ACTIVITY -
Please read the review of the Google Search Appliance and say what message appeared for searches on "William Gates" after the synonyms feature was configured.

TEXT PASSAGE -
• • • • • • •
After a cursory scan of the instructions and a quick, painless set up of the bright yellow appliance, I was ready to go. Throughout my test, I kept the small documentation booklet by my side but rarely needed it since the online help was sufficiently comprehensive.

For my first test, I pointed the GB-1001 crawler at a server mirroring InfoWorld.com. Configuring the search crawler demonstrated just how far beyond simple keyword searching the Google engine goes. In a corporate intranet environment, I might want all searches for “emergency contacts” to return a URL with our company’s emergency contact list. Using Google’s KeyMatch feature, I was able to set up the engine to do just that.

In a similar vein, the Google Search Appliance offers a synonyms feature, enabling an administrator to easily set up suggested synonymous terms for user’s search words. In my test, I configured searches for “William Gates” to suggest “Bill Gates,” and sure enough, all searches for “William Gates” returned a message that read: “You could also try: Bill Gates.” I had similar success when I set up “OpenBSD” as a synonym for “FreeBSD.”

In the familiar search interface, you’ll find the same features you find at google.com, though you can change the look and feel via simple Web forms or XSLT (eXtensible Style Language Transformation) style sheets.
• • • • • • •
Saved entries
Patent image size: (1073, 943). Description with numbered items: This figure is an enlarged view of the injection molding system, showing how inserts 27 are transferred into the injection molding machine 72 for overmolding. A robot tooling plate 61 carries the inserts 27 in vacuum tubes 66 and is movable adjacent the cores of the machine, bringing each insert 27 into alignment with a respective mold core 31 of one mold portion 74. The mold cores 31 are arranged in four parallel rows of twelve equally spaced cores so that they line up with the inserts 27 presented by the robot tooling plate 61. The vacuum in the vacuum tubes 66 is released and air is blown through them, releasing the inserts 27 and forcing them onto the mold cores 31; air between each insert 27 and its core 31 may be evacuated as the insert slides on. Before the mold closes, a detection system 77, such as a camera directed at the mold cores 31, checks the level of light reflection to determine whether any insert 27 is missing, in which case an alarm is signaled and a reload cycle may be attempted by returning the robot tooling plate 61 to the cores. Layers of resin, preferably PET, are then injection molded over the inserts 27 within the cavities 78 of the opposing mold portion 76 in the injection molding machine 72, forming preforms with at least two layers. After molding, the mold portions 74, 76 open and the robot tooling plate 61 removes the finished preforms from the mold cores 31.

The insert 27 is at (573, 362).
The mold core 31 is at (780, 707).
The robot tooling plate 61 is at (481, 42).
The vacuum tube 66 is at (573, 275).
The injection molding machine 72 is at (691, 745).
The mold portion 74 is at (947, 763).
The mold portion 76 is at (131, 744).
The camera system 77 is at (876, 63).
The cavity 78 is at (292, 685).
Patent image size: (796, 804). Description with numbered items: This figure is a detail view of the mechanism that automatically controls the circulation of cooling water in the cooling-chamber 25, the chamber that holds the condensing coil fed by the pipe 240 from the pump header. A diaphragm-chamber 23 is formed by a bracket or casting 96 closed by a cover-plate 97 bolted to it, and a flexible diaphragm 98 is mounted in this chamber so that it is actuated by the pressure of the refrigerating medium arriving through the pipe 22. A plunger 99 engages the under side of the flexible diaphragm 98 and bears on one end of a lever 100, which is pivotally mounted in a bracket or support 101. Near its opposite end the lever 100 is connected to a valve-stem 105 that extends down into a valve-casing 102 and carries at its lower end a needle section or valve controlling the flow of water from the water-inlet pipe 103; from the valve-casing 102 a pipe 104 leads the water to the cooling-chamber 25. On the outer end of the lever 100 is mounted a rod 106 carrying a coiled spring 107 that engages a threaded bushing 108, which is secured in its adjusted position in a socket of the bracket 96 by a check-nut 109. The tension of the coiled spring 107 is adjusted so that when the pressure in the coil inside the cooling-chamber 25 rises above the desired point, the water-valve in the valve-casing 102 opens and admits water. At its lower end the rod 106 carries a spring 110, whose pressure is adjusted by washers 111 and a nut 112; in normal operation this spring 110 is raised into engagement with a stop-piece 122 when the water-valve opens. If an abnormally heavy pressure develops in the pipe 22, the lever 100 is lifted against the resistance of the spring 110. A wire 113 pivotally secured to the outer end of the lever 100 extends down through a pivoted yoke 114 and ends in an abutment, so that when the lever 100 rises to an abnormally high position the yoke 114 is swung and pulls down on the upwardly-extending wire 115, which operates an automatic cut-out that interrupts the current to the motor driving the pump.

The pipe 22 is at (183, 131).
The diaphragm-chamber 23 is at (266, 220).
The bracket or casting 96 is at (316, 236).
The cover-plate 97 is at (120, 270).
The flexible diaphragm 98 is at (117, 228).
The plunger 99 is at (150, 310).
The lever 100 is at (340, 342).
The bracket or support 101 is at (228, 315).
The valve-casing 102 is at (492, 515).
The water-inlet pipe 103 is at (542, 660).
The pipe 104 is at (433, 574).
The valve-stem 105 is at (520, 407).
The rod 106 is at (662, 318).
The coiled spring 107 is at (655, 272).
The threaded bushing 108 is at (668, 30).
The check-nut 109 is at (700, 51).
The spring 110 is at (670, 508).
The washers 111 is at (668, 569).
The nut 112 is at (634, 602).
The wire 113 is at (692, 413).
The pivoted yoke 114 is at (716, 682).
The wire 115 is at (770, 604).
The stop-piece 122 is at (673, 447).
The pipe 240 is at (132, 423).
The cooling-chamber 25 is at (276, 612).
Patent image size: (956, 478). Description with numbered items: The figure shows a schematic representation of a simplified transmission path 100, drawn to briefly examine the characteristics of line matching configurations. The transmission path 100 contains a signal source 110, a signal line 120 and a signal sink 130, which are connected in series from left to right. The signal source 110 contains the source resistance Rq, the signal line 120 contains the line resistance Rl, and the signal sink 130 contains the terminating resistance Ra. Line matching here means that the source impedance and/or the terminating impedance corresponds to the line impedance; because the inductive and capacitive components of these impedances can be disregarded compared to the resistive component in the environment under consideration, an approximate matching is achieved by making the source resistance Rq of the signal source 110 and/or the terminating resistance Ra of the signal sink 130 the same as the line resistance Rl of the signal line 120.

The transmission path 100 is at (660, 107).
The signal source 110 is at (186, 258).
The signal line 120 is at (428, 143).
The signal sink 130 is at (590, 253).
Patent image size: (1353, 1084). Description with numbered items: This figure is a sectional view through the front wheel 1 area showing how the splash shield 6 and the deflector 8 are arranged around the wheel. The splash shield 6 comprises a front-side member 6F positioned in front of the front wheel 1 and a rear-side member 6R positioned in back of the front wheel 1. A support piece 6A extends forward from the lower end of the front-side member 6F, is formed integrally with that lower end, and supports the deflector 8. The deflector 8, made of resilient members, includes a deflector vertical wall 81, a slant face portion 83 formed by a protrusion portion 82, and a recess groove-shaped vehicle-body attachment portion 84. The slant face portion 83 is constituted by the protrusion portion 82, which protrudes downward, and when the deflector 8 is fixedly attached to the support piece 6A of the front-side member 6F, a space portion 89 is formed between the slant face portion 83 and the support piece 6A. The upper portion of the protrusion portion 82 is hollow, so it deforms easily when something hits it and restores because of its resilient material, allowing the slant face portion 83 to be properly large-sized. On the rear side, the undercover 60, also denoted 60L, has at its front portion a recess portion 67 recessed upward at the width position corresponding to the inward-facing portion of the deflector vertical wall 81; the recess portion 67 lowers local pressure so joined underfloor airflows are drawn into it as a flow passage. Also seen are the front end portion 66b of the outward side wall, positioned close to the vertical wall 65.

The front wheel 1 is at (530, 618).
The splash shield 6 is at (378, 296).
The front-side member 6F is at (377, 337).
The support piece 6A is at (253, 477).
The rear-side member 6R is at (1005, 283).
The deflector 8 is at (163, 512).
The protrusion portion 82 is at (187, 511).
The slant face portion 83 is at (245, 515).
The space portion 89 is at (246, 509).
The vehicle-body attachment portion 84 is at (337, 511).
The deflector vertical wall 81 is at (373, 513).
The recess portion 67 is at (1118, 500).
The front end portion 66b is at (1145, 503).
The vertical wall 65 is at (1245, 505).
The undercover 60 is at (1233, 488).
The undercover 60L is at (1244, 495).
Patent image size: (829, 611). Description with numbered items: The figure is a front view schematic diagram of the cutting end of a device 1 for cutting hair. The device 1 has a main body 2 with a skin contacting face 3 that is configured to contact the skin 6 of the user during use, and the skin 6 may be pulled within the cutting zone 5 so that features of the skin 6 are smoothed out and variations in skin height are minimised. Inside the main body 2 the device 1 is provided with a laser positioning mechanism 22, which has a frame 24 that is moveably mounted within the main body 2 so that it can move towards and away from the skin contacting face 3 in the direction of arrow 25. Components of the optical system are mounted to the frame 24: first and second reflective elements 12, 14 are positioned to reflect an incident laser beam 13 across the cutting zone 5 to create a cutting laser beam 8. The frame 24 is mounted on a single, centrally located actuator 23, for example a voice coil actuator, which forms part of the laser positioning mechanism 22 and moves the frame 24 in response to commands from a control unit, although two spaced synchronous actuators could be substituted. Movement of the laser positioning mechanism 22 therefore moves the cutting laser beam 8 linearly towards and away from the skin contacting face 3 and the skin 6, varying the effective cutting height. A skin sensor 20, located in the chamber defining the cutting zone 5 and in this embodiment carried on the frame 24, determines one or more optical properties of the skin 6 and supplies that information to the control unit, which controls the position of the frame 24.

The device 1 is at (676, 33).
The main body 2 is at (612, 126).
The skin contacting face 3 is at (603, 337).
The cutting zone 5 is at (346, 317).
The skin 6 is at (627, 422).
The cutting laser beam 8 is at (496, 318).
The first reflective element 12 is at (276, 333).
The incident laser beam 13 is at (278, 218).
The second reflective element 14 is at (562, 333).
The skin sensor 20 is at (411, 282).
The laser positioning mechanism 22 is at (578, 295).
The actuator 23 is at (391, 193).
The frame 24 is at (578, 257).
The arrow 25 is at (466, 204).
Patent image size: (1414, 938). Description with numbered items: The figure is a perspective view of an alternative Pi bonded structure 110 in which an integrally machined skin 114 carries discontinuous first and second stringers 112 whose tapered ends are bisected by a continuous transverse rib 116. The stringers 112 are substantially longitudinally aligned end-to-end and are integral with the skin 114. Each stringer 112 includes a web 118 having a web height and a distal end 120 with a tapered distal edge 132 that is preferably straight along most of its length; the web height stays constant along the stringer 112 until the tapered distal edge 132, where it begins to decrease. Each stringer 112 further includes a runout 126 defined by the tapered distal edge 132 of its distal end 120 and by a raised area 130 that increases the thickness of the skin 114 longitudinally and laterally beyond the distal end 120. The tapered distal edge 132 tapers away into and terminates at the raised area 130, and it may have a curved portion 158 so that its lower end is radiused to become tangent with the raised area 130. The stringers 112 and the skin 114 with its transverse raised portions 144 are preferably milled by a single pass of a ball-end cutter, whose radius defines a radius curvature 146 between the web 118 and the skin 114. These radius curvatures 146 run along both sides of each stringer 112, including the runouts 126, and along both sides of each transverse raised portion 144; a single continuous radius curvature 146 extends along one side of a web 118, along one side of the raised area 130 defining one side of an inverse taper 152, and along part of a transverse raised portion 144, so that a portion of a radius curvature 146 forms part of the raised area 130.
• • • • • • •
TASK SOLUTION -
"You could also try: Bill Gates."